▶ Stated exercise:
Put the stretch of the material from its start through the line containing "scatter-point [194,616,196,618]", both ends included, into a JSON list of strings with one string per line and blank lines left out.

(Rows from a dataset)
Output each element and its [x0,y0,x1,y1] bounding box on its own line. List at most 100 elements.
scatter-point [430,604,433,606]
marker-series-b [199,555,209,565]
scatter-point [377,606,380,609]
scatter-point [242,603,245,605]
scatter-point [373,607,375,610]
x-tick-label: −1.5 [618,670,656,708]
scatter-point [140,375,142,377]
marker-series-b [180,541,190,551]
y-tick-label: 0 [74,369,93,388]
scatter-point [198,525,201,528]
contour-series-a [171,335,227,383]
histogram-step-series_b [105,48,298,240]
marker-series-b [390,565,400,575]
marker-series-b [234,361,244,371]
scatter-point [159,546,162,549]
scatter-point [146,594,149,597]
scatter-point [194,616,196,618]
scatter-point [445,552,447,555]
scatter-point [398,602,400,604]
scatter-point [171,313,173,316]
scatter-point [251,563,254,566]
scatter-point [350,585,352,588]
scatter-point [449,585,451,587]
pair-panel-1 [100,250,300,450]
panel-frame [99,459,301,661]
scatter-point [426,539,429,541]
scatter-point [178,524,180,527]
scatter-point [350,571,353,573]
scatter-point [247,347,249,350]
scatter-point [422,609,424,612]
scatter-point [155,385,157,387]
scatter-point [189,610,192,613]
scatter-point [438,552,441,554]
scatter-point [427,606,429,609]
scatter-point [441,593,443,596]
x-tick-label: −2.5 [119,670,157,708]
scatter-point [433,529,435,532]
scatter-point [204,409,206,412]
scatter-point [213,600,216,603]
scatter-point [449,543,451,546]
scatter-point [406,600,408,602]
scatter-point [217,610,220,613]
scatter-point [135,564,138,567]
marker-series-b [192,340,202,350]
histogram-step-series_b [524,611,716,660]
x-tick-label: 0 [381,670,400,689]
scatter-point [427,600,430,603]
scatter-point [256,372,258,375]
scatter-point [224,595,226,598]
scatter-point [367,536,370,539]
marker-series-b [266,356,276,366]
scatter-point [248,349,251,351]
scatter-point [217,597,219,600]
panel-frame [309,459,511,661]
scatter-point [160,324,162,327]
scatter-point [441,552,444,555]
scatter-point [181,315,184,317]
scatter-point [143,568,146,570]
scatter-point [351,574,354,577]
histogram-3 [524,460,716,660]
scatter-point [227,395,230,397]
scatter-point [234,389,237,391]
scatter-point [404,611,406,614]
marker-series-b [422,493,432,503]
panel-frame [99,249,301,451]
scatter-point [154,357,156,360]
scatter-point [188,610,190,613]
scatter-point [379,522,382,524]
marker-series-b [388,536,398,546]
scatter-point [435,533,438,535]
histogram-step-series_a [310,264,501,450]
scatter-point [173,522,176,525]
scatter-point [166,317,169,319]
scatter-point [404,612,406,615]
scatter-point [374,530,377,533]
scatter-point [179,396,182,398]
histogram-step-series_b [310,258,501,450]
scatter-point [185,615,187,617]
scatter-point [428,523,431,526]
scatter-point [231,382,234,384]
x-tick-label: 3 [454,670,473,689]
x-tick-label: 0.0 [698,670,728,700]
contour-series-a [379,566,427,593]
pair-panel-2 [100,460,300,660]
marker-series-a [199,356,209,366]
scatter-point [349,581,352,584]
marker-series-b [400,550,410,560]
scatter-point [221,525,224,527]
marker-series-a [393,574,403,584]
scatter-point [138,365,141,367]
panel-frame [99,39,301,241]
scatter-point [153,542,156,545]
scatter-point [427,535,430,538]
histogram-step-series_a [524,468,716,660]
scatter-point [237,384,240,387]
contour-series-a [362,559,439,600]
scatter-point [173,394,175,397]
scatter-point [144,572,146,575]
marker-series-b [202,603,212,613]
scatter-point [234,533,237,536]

▶ Response to this exercise:
[
  "Output each element and its [x0,y0,x1,y1] bounding box on its own line. List at most 100 elements.",
  "scatter-point [430,604,433,606]",
  "marker-series-b [199,555,209,565]",
  "scatter-point [377,606,380,609]",
  "scatter-point [242,603,245,605]",
  "scatter-point [373,607,375,610]",
  "x-tick-label: −1.5 [618,670,656,708]",
  "scatter-point [140,375,142,377]",
  "marker-series-b [180,541,190,551]",
  "y-tick-label: 0 [74,369,93,388]",
  "scatter-point [198,525,201,528]",
  "contour-series-a [171,335,227,383]",
  "histogram-step-series_b [105,48,298,240]",
  "marker-series-b [390,565,400,575]",
  "marker-series-b [234,361,244,371]",
  "scatter-point [159,546,162,549]",
  "scatter-point [146,594,149,597]",
  "scatter-point [194,616,196,618]"
]